- PROBLEM STATEMENT:
Return every record below exactly as written, but leave out the pictures.

- GIVEN ENTRIES:
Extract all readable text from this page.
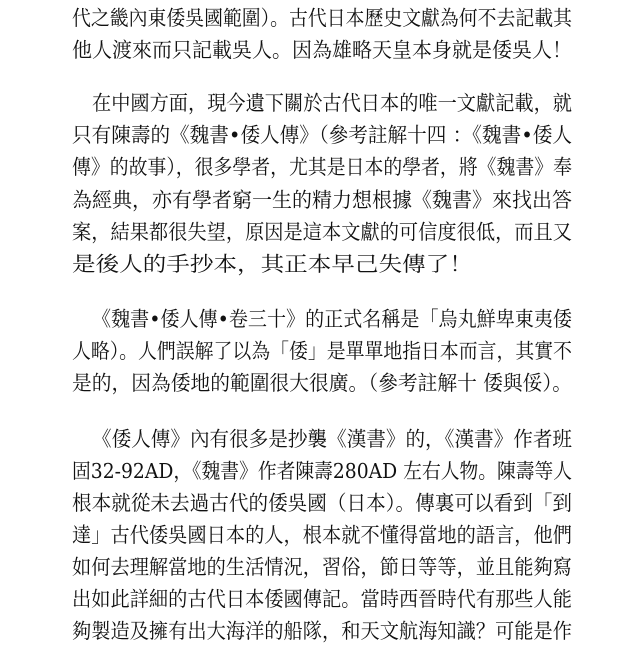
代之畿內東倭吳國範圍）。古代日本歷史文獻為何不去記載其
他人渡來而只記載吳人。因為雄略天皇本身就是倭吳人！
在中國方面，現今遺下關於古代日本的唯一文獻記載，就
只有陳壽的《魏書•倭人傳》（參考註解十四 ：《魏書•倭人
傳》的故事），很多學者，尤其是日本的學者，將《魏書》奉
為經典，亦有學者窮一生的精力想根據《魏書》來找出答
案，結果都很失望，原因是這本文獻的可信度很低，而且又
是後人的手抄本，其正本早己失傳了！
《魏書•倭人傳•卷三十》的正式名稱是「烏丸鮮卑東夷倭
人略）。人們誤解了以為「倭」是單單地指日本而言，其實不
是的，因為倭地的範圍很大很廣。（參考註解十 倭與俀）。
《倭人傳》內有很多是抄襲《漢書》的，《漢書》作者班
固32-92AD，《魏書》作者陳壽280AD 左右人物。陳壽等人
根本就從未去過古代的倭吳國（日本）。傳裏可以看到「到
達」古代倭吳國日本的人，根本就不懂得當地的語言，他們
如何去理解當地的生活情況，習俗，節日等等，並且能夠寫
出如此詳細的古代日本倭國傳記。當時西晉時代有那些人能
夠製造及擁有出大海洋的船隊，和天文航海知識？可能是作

- ANSWER FOR THE TASK:
Extract all readable text from this page.
代之畿內東倭吳國範圍）。古代日本歷史文獻為何不去記載其
他人渡來而只記載吳人。因為雄略天皇本身就是倭吳人！
在中國方面，現今遺下關於古代日本的唯一文獻記載，就
只有陳壽的《魏書•倭人傳》（參考註解十四 ：《魏書•倭人
傳》的故事），很多學者，尤其是日本的學者，將《魏書》奉
為經典，亦有學者窮一生的精力想根據《魏書》來找出答
案，結果都很失望，原因是這本文獻的可信度很低，而且又
是後人的手抄本，其正本早己失傳了！
《魏書•倭人傳•卷三十》的正式名稱是「烏丸鮮卑東夷倭
人略）。人們誤解了以為「倭」是單單地指日本而言，其實不
是的，因為倭地的範圍很大很廣。（參考註解十 倭與俀）。
《倭人傳》內有很多是抄襲《漢書》的，《漢書》作者班
固32-92AD，《魏書》作者陳壽280AD 左右人物。陳壽等人
根本就從未去過古代的倭吳國（日本）。傳裏可以看到「到
達」古代倭吳國日本的人，根本就不懂得當地的語言，他們
如何去理解當地的生活情況，習俗，節日等等，並且能夠寫
出如此詳細的古代日本倭國傳記。當時西晉時代有那些人能
夠製造及擁有出大海洋的船隊，和天文航海知識？可能是作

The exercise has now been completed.